I think that using this system for just a few days, everyone would get the hang of the idea and start thinking about splitting some of the tasks. If you don't split them, whichever answer you find harder is likely to hold you back from getting a right answer. And everybody likes getting things right.

A side benefit to having more tasks is that I would rather see a word once a day for five days than five times in one day. More tasks help ensure that the word hangs out in your system for a little longer.

Hope this finds you well and hope I recover that post about logging and Problem Children!
PHW
 

mikelove

皇帝
Staff member
Thanks for following up on this. As there have not been very many computer-based Chinese flashcard systems released to date it's extremely useful to hear about how an real, working, developed and tested system other than ours works.

I don't think we'd bother assigning indexes to tasks at all (well we would, but not in a user-perceivable way) - the convention on Palm OS is to simply have a reorderable list. It's a lot more intuitive and more in line with what people are expecting. And you're correct that we don't really have the screen space on Palm to simply hide and show controls on the layout (well we do now, but we won't with all of these extra fields and other geegaws we're adding) - however we're already going to have to design a mechanism for handling this in the main dictionary view (so people can show and hide fields in that) and it'll be trivial to apply it to flashcards. Offline questions seem to work well enough for us for now (or at the very least nobody's complained about them), so we'll probably hold off on doing multiple-choice until we get a lot of requests for it.

I'm sorry that that post disappeared - did the confirmation page come up saying that it had been submitted? Logging a lot of data can get problematic on a slow, low-memory PDA, but at a bare minimum we'll certainly be keeping track of right/wrong answers for each word, and it probably makes sense to put some sort of a timestamp in there as well.

Actually I don't even think we would necessarily need to impose 'tasks' at all in some default setups - some people prefer to switch back and forth between tasks for all their cards at once, e.g. someone about to take a pinyin review test. All they want is for the flashcard system to keep track of how they're doing and show words they get correct less often, and of course we want to accommodate them too. (we are after all trying to sell something here) But from a "learning methodology" standpoint I certainly agree with you that many if not most people would be a lot better off splitting up their memorization into specific tasks; as an oft-frustrated Chinese learner myself I certainly would have benefitted :D

Anyway, I've downloaded your databases and will be taking a good look at them later on, and I hope you won't mind if I contact you with a few follow-up questions at some point.

Thanks again,

Michael Love
Pleco Software
 

paulwilt

Member
Problem Children

Thanks again,

Well I would hardly call FlashBang "tested" but maybe you can get some ideas from it. Hope so.

I never did get the Problem Children post back, after I hit Submit IE hung, and I hadn't saved the text anywhere else.

Essentially it's what you were talking about -- by adding a time stamp to the "right/wrong" log, you can enable a lot of very interesting and pedgogically effective queries to find and review items that aren't moving. Some interesting Problem Children definitions I use are:

Got wrong in last n hours
Got wrong n times in last m hours
Have not gotten right in n hours
Have looked up more than n times in last m hours (days)
Have looked up in more than one Lesson (added to more than one list)

With a log, the normal flash card rule "show me only items that I haven't gotten right yet during this quiz session" is just a specific case of "show me items I haven't gotten right since time t", a query which has a lot of uses besides just running through the stack once.

As I admitted in the Lost Post, keeping a log is obviously more difficult in the tiny Palm than in a relational database, and I honestly don't know anything at all about Palm development. That said, the most powerful log queries still really only need a few days worth of data, so you could purge it that frequently if it would help.

Take care and feel free to drop me a line if FlashBang generates any questions (or fails to behave!!)

Dataset content:

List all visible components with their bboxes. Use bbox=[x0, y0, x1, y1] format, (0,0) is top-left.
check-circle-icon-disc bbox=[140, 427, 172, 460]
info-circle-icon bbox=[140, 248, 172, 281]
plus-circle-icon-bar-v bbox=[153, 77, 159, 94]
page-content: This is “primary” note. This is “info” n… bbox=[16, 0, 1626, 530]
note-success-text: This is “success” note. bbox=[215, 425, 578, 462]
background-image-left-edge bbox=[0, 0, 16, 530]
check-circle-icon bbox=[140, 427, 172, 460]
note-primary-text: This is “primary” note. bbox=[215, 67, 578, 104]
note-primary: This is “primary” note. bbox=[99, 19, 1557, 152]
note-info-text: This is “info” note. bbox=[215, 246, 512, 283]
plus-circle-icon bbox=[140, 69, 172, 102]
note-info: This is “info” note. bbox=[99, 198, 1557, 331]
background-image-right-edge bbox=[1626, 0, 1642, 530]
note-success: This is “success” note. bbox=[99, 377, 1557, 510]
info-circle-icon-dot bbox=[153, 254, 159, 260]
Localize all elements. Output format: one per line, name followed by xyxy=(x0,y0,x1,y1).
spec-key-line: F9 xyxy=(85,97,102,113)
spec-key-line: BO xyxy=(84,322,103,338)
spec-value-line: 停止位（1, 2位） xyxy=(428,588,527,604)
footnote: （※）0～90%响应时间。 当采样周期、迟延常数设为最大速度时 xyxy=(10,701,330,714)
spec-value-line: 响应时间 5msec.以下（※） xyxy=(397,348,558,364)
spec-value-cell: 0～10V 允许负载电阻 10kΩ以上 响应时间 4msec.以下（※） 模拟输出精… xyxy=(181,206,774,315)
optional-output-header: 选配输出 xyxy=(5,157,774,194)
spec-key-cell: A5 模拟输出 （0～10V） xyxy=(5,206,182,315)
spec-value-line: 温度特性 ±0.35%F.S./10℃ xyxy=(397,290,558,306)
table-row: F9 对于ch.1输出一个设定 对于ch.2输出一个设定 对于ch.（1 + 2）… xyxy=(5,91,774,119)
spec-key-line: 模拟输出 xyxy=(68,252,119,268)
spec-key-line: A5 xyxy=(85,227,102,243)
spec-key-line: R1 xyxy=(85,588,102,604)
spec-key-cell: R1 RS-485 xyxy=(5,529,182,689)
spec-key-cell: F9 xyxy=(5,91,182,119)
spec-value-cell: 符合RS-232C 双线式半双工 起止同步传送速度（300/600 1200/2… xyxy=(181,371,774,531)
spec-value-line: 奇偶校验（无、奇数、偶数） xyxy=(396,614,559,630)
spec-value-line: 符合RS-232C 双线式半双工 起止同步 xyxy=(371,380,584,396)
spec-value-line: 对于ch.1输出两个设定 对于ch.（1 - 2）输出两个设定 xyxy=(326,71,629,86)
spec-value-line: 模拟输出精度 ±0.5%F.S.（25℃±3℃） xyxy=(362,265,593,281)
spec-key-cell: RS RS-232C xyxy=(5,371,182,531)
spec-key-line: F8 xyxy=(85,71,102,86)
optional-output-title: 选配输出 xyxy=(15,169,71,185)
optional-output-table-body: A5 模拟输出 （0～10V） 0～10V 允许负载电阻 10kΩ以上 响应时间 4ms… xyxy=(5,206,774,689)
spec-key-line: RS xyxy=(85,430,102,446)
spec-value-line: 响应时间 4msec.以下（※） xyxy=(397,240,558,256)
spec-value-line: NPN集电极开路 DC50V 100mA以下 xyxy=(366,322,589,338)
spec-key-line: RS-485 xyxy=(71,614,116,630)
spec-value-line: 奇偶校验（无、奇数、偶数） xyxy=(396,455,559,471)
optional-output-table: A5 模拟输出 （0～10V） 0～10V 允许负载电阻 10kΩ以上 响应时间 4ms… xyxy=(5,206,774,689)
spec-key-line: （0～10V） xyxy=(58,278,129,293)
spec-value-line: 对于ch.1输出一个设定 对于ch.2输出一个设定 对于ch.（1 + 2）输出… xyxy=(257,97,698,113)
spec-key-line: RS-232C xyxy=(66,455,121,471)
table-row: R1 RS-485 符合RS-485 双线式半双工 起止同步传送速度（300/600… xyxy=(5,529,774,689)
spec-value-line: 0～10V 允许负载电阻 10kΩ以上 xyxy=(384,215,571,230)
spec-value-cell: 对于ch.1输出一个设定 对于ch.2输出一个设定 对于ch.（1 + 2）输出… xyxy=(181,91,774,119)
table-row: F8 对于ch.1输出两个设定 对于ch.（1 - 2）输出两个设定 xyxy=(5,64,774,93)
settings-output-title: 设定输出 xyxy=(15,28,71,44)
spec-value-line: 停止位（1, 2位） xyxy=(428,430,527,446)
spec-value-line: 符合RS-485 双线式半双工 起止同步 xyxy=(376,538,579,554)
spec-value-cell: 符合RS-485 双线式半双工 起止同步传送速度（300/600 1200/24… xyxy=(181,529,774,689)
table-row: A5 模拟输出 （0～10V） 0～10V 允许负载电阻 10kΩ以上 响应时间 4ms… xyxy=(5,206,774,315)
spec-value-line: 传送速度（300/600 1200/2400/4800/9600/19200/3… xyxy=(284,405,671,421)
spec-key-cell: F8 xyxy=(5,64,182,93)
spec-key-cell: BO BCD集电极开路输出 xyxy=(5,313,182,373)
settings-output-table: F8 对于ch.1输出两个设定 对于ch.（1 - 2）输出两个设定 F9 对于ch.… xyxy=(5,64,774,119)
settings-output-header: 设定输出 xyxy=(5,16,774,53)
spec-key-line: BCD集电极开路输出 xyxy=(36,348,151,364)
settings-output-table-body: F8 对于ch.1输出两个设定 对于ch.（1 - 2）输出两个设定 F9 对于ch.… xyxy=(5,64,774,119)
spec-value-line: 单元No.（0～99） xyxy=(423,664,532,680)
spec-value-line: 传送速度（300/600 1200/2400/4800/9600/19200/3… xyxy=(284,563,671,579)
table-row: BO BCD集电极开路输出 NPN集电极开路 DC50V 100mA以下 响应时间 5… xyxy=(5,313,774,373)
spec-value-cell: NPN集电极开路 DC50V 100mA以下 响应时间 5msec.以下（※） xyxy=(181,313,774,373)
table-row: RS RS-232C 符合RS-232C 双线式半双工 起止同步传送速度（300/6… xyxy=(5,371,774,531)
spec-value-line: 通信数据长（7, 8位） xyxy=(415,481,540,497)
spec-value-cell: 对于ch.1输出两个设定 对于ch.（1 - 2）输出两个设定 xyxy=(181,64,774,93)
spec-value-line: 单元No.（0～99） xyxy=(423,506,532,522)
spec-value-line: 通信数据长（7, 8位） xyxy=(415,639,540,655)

Exercise details: In the flashcard forum thread, what happened when paulwilt hit Submit on the Problem Children post? You won't need the rows for this.

Answer to this problem: Internet Explorer hung, and the text hadn't been saved anywhere else.